EXERCISE OBJECTIVE -> Each entry below must be repeated word for word.
◆ ◆ ◆
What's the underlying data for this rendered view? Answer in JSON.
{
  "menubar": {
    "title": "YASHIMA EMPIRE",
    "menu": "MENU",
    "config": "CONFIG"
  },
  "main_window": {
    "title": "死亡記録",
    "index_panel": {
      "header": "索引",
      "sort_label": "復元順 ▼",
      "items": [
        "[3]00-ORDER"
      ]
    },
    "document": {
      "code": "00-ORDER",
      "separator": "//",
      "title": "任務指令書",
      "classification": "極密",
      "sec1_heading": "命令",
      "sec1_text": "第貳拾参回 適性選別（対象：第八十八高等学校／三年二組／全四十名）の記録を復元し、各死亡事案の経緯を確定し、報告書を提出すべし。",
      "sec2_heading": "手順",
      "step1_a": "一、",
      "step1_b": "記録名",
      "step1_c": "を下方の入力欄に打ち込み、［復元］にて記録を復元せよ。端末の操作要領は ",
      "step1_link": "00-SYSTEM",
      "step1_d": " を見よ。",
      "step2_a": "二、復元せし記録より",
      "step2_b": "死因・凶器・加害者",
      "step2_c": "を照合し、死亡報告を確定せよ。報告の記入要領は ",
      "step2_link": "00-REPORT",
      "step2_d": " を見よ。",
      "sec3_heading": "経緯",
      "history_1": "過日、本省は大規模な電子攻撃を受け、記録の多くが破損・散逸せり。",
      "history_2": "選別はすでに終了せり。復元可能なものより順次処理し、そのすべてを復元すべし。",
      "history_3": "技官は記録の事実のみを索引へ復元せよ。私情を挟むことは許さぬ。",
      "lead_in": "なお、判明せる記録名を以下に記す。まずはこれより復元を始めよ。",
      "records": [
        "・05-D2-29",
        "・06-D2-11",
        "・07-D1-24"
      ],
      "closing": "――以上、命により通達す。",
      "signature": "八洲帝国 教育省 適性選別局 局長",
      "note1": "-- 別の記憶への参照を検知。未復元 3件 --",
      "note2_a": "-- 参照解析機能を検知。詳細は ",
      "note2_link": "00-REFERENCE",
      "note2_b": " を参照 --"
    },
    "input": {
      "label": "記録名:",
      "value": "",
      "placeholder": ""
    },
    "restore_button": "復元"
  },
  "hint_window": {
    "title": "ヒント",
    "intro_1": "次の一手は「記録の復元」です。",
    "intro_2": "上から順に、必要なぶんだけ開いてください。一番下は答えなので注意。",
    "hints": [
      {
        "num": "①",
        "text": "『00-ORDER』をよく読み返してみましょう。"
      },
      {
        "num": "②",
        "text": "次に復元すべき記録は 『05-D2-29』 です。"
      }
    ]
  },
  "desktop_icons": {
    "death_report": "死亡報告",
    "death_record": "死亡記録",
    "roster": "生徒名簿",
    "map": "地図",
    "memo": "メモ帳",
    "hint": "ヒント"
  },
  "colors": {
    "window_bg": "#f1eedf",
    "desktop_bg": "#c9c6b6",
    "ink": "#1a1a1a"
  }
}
◆ ◆ ◆
RESULT OF THIS EXERCISE ->
What's the underlying data for this rendered view? Answer in JSON.
{
  "menubar": {
    "title": "YASHIMA EMPIRE",
    "menu": "MENU",
    "config": "CONFIG"
  },
  "main_window": {
    "title": "死亡記録",
    "index_panel": {
      "header": "索引",
      "sort_label": "復元順 ▼",
      "items": [
        "[3]00-ORDER"
      ]
    },
    "document": {
      "code": "00-ORDER",
      "separator": "//",
      "title": "任務指令書",
      "classification": "極密",
      "sec1_heading": "命令",
      "sec1_text": "第貳拾参回 適性選別（対象：第八十八高等学校／三年二組／全四十名）の記録を復元し、各死亡事案の経緯を確定し、報告書を提出すべし。",
      "sec2_heading": "手順",
      "step1_a": "一、",
      "step1_b": "記録名",
      "step1_c": "を下方の入力欄に打ち込み、［復元］にて記録を復元せよ。端末の操作要領は ",
      "step1_link": "00-SYSTEM",
      "step1_d": " を見よ。",
      "step2_a": "二、復元せし記録より",
      "step2_b": "死因・凶器・加害者",
      "step2_c": "を照合し、死亡報告を確定せよ。報告の記入要領は ",
      "step2_link": "00-REPORT",
      "step2_d": " を見よ。",
      "sec3_heading": "経緯",
      "history_1": "過日、本省は大規模な電子攻撃を受け、記録の多くが破損・散逸せり。",
      "history_2": "選別はすでに終了せり。復元可能なものより順次処理し、そのすべてを復元すべし。",
      "history_3": "技官は記録の事実のみを索引へ復元せよ。私情を挟むことは許さぬ。",
      "lead_in": "なお、判明せる記録名を以下に記す。まずはこれより復元を始めよ。",
      "records": [
        "・05-D2-29",
        "・06-D2-11",
        "・07-D1-24"
      ],
      "closing": "――以上、命により通達す。",
      "signature": "八洲帝国 教育省 適性選別局 局長",
      "note1": "-- 別の記憶への参照を検知。未復元 3件 --",
      "note2_a": "-- 参照解析機能を検知。詳細は ",
      "note2_link": "00-REFERENCE",
      "note2_b": " を参照 --"
    },
    "input": {
      "label": "記録名:",
      "value": "",
      "placeholder": ""
    },
    "restore_button": "復元"
  },
  "hint_window": {
    "title": "ヒント",
    "intro_1": "次の一手は「記録の復元」です。",
    "intro_2": "上から順に、必要なぶんだけ開いてください。一番下は答えなので注意。",
    "hints": [
      {
        "num": "①",
        "text": "『00-ORDER』をよく読み返してみましょう。"
      },
      {
        "num": "②",
        "text": "次に復元すべき記録は 『05-D2-29』 です。"
      }
    ]
  },
  "desktop_icons": {
    "death_report": "死亡報告",
    "death_record": "死亡記録",
    "roster": "生徒名簿",
    "map": "地図",
    "memo": "メモ帳",
    "hint": "ヒント"
  },
  "colors": {
    "window_bg": "#f1eedf",
    "desktop_bg": "#c9c6b6",
    "ink": "#1a1a1a"
  }
}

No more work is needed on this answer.